Challenge> Exclude the pictures and reproduce the remaining data exactly as written.
— Start of Input rows —
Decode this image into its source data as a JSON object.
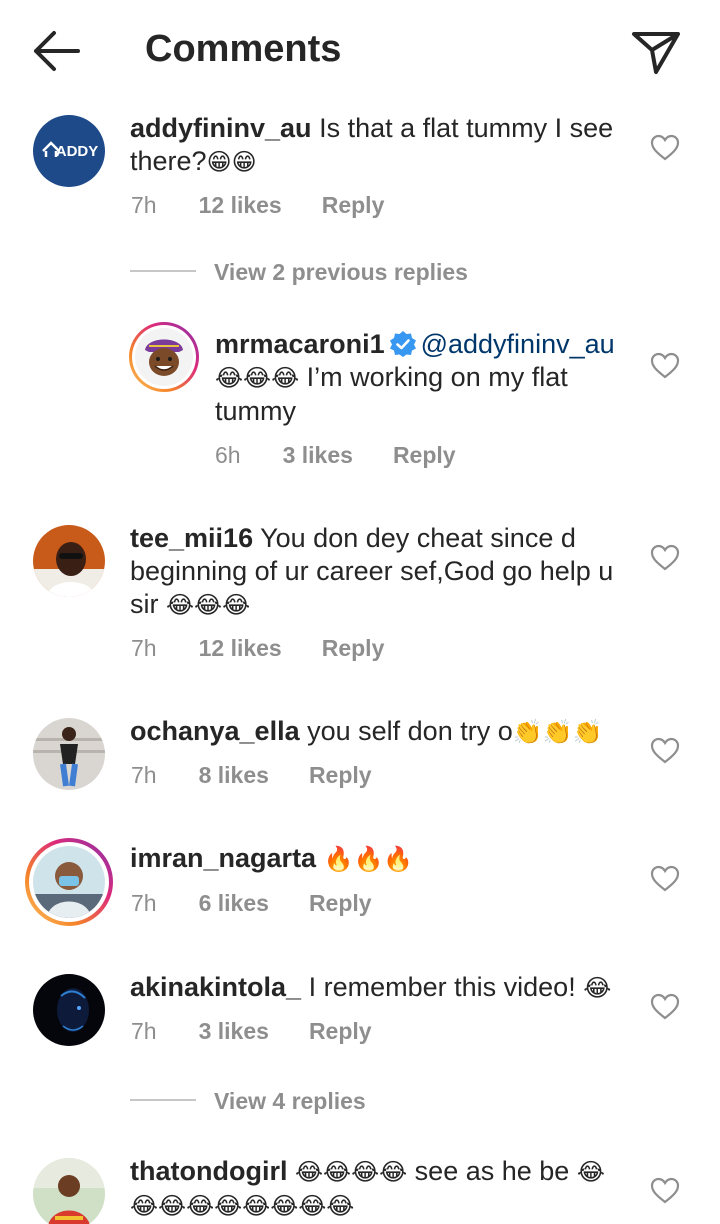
{
  "header": {
    "title": "Comments",
    "back_icon": "back-arrow-icon",
    "send_icon": "send-icon"
  },
  "emoji": {
    "laugh": "😂",
    "grin": "😁",
    "clap": "👏",
    "fire": "🔥"
  },
  "comments": [
    {
      "username": "addyfininv_au",
      "text": "Is that a flat tummy I see there?",
      "emoji_suffix": "😁😁",
      "time": "7h",
      "likes": "12 likes",
      "reply": "Reply",
      "avatar_text": "ADDY",
      "view_replies": "View 2 previous replies"
    },
    {
      "username": "mrmacaroni1",
      "verified": true,
      "mention": "@addyfininv_au",
      "emoji_prefix": "😂😂😂",
      "text": "I’m working on my flat tummy",
      "time": "6h",
      "likes": "3 likes",
      "reply": "Reply"
    },
    {
      "username": "tee_mii16",
      "text": "You don dey cheat since d beginning of ur career sef,God go help u sir",
      "emoji_suffix": "😂😂😂",
      "time": "7h",
      "likes": "12 likes",
      "reply": "Reply"
    },
    {
      "username": "ochanya_ella",
      "text": "you self don try o",
      "emoji_suffix": "👏👏👏",
      "time": "7h",
      "likes": "8 likes",
      "reply": "Reply"
    },
    {
      "username": "imran_nagarta",
      "text": "",
      "emoji_suffix": "🔥🔥🔥",
      "time": "7h",
      "likes": "6 likes",
      "reply": "Reply"
    },
    {
      "username": "akinakintola_",
      "text": "I remember this video!",
      "emoji_suffix": "😂",
      "time": "7h",
      "likes": "3 likes",
      "reply": "Reply",
      "view_replies": "View 4 replies"
    },
    {
      "username": "thatondogirl",
      "emoji_prefix": "😂😂😂😂",
      "text": "see as he be",
      "emoji_suffix": "😂😂😂😂😂😂😂😂😂"
    }
  ],
  "colors": {
    "text": "#262626",
    "muted": "#8e8e8e",
    "mention": "#00376b",
    "verified": "#3897f0"
  }
}
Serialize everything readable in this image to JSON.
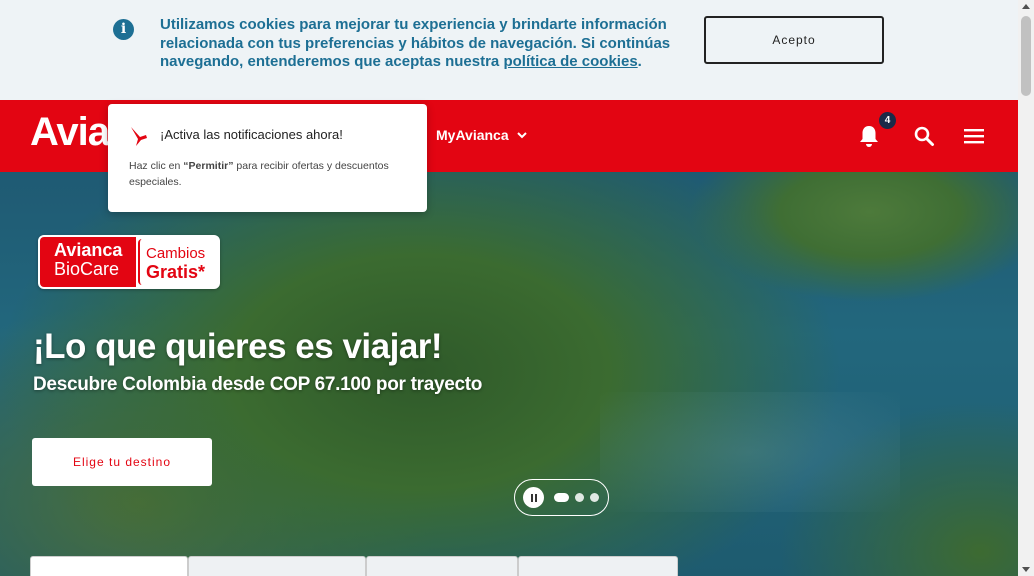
{
  "cookie_bar": {
    "text": "Utilizamos cookies para mejorar tu experiencia y brindarte información relacionada con tus preferencias y hábitos de navegación. Si continúas navegando, entenderemos que aceptas nuestra ",
    "link_text": "política de cookies",
    "suffix": ".",
    "accept_label": "Acepto",
    "info_glyph": "i"
  },
  "header": {
    "logo_text": "Avia",
    "my_avianca_label": "MyAvianca",
    "notification_count": "4",
    "icons": [
      "bell-icon",
      "search-icon",
      "hamburger-menu-icon",
      "chevron-down-icon"
    ]
  },
  "notification_popup": {
    "title": "¡Activa las notificaciones ahora!",
    "body_prefix": "Haz clic en ",
    "body_bold": "“Permitir”",
    "body_suffix": " para recibir ofertas y descuentos especiales."
  },
  "hero": {
    "badge_left_line1": "Avianca",
    "badge_left_line2": "BioCare",
    "badge_right_line1": "Cambios",
    "badge_right_line2": "Gratis*",
    "title": "¡Lo que quieres es viajar!",
    "subtitle": "Descubre Colombia desde COP 67.100 por trayecto",
    "cta_label": "Elige tu destino",
    "carousel": {
      "slides": 3,
      "active_index": 0
    }
  },
  "colors": {
    "brand_red": "#e30512",
    "cookie_text": "#1d6f94",
    "badge_navy": "#1b2a48"
  }
}
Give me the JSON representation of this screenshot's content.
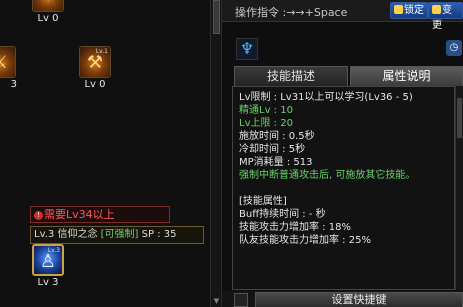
{
  "skills": [
    {
      "level_text": "Lv 0"
    },
    {
      "level_text": "3"
    },
    {
      "level_text": "Lv 0",
      "tag": "Lv.1"
    },
    {
      "level_text": "Lv 3",
      "tag": "Lv.3"
    }
  ],
  "requirement": {
    "icon": "!",
    "text": "需要Lv34以上"
  },
  "selected_skill": {
    "level_tag": "Lv.3",
    "name": "信仰之念",
    "force_tag": "[可强制]",
    "sp_label": "SP : 35"
  },
  "command": {
    "label": "操作指令 :→→+Space"
  },
  "buttons": {
    "lock": "锁定",
    "change": "变更",
    "shortcut": "设置快捷键"
  },
  "tabs": [
    {
      "label": "技能描述"
    },
    {
      "label": "属性说明"
    }
  ],
  "attributes": {
    "level_limit": "Lv限制 : Lv31以上可以学习(Lv36 - 5)",
    "master": "精通Lv : 10",
    "max": "Lv上限 : 20",
    "cast_time": "施放时间 : 0.5秒",
    "cooldown": "冷却时间 : 5秒",
    "mp": "MP消耗量 : 513",
    "force_desc": "强制中断普通攻击后, 可施放其它技能。",
    "section_title": "[技能属性]",
    "buff_duration": "Buff持续时间 : - 秒",
    "atk_bonus": "技能攻击力增加率 : 18%",
    "party_bonus": "队友技能攻击力增加率 : 25%"
  },
  "colors": {
    "accent_green": "#6ad26a",
    "warning_red": "#ff5a5a",
    "panel_blue": "#2e5fb3"
  }
}
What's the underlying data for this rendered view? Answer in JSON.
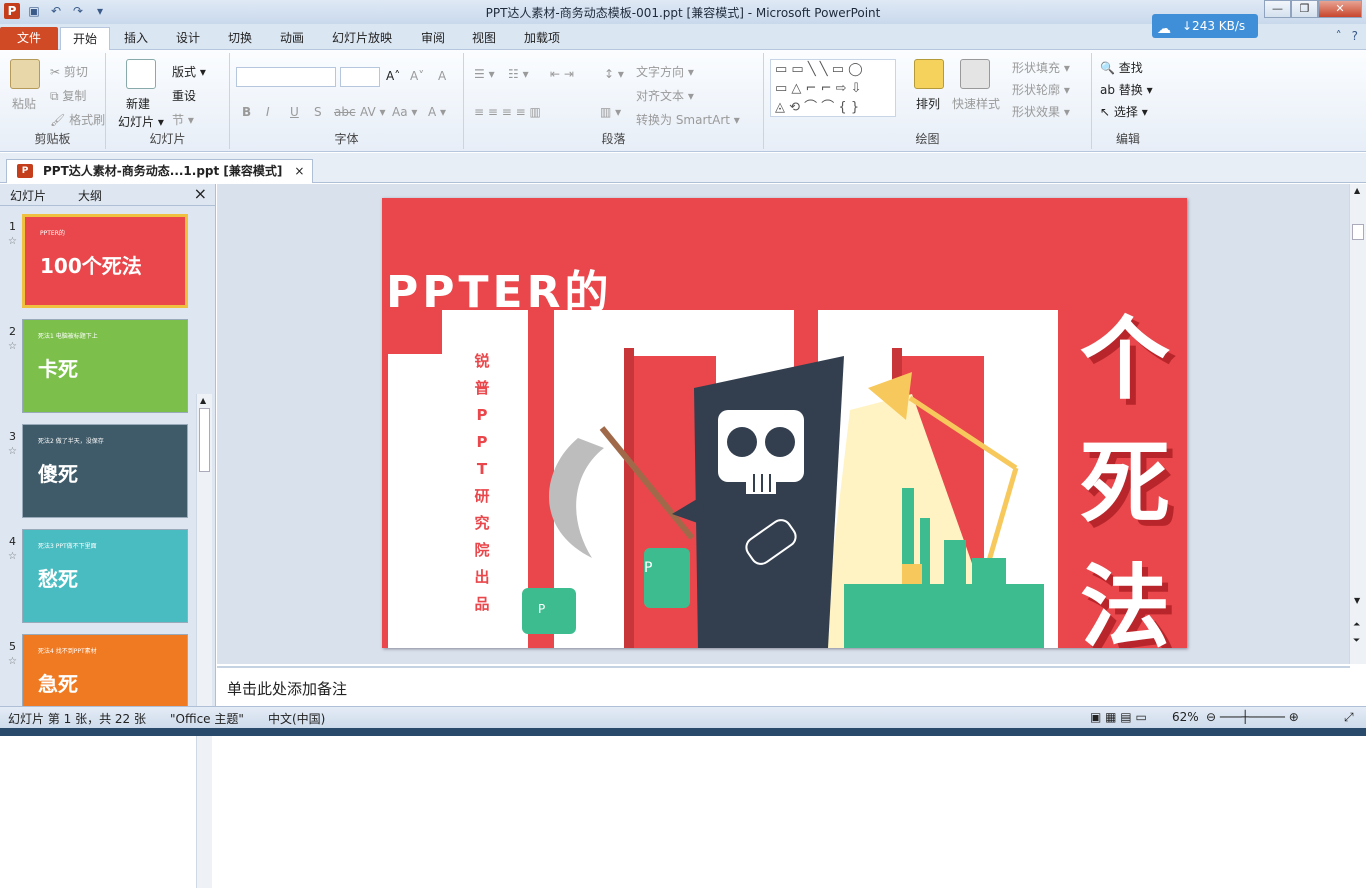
— End of Input rows —
Reply>
Decode this image into its source data as a JSON object.
{
  "header": {
    "title": "Comments",
    "back_icon": "back-arrow-icon",
    "send_icon": "send-icon"
  },
  "emoji": {
    "laugh": "😂",
    "grin": "😁",
    "clap": "👏",
    "fire": "🔥"
  },
  "comments": [
    {
      "username": "addyfininv_au",
      "text": "Is that a flat tummy I see there?",
      "emoji_suffix": "😁😁",
      "time": "7h",
      "likes": "12 likes",
      "reply": "Reply",
      "avatar_text": "ADDY",
      "view_replies": "View 2 previous replies"
    },
    {
      "username": "mrmacaroni1",
      "verified": true,
      "mention": "@addyfininv_au",
      "emoji_prefix": "😂😂😂",
      "text": "I’m working on my flat tummy",
      "time": "6h",
      "likes": "3 likes",
      "reply": "Reply"
    },
    {
      "username": "tee_mii16",
      "text": "You don dey cheat since d beginning of ur career sef,God go help u sir",
      "emoji_suffix": "😂😂😂",
      "time": "7h",
      "likes": "12 likes",
      "reply": "Reply"
    },
    {
      "username": "ochanya_ella",
      "text": "you self don try o",
      "emoji_suffix": "👏👏👏",
      "time": "7h",
      "likes": "8 likes",
      "reply": "Reply"
    },
    {
      "username": "imran_nagarta",
      "text": "",
      "emoji_suffix": "🔥🔥🔥",
      "time": "7h",
      "likes": "6 likes",
      "reply": "Reply"
    },
    {
      "username": "akinakintola_",
      "text": "I remember this video!",
      "emoji_suffix": "😂",
      "time": "7h",
      "likes": "3 likes",
      "reply": "Reply",
      "view_replies": "View 4 replies"
    },
    {
      "username": "thatondogirl",
      "emoji_prefix": "😂😂😂😂",
      "text": "see as he be",
      "emoji_suffix": "😂😂😂😂😂😂😂😂😂"
    }
  ],
  "colors": {
    "text": "#262626",
    "muted": "#8e8e8e",
    "mention": "#00376b",
    "verified": "#3897f0"
  }
}
Serialize everything readable in this image to JSON.
{
  "cookie_bar": {
    "text": "Utilizamos cookies para mejorar tu experiencia y brindarte información relacionada con tus preferencias y hábitos de navegación. Si continúas navegando, entenderemos que aceptas nuestra ",
    "link_text": "política de cookies",
    "suffix": ".",
    "accept_label": "Acepto",
    "info_glyph": "i"
  },
  "header": {
    "logo_text": "Avia",
    "my_avianca_label": "MyAvianca",
    "notification_count": "4",
    "icons": [
      "bell-icon",
      "search-icon",
      "hamburger-menu-icon",
      "chevron-down-icon"
    ]
  },
  "notification_popup": {
    "title": "¡Activa las notificaciones ahora!",
    "body_prefix": "Haz clic en ",
    "body_bold": "“Permitir”",
    "body_suffix": " para recibir ofertas y descuentos especiales."
  },
  "hero": {
    "badge_left_line1": "Avianca",
    "badge_left_line2": "BioCare",
    "badge_right_line1": "Cambios",
    "badge_right_line2": "Gratis*",
    "title": "¡Lo que quieres es viajar!",
    "subtitle": "Descubre Colombia desde COP 67.100 por trayecto",
    "cta_label": "Elige tu destino",
    "carousel": {
      "slides": 3,
      "active_index": 0
    }
  },
  "colors": {
    "brand_red": "#e30512",
    "cookie_text": "#1d6f94",
    "badge_navy": "#1b2a48"
  }
}
Give me the JSON representation of this screenshot's content.
{
  "skills": [
    {
      "level_text": "Lv 0"
    },
    {
      "level_text": "3"
    },
    {
      "level_text": "Lv 0",
      "tag": "Lv.1"
    },
    {
      "level_text": "Lv 3",
      "tag": "Lv.3"
    }
  ],
  "requirement": {
    "icon": "!",
    "text": "需要Lv34以上"
  },
  "selected_skill": {
    "level_tag": "Lv.3",
    "name": "信仰之念",
    "force_tag": "[可强制]",
    "sp_label": "SP : 35"
  },
  "command": {
    "label": "操作指令 :→→+Space"
  },
  "buttons": {
    "lock": "锁定",
    "change": "变更",
    "shortcut": "设置快捷键"
  },
  "tabs": [
    {
      "label": "技能描述"
    },
    {
      "label": "属性说明"
    }
  ],
  "attributes": {
    "level_limit": "Lv限制 : Lv31以上可以学习(Lv36 - 5)",
    "master": "精通Lv : 10",
    "max": "Lv上限 : 20",
    "cast_time": "施放时间 : 0.5秒",
    "cooldown": "冷却时间 : 5秒",
    "mp": "MP消耗量 : 513",
    "force_desc": "强制中断普通攻击后, 可施放其它技能。",
    "section_title": "[技能属性]",
    "buff_duration": "Buff持续时间 : - 秒",
    "atk_bonus": "技能攻击力增加率 : 18%",
    "party_bonus": "队友技能攻击力增加率 : 25%"
  },
  "colors": {
    "accent_green": "#6ad26a",
    "warning_red": "#ff5a5a",
    "panel_blue": "#2e5fb3"
  }
}
What's the underlying data for this rendered view? Answer in JSON.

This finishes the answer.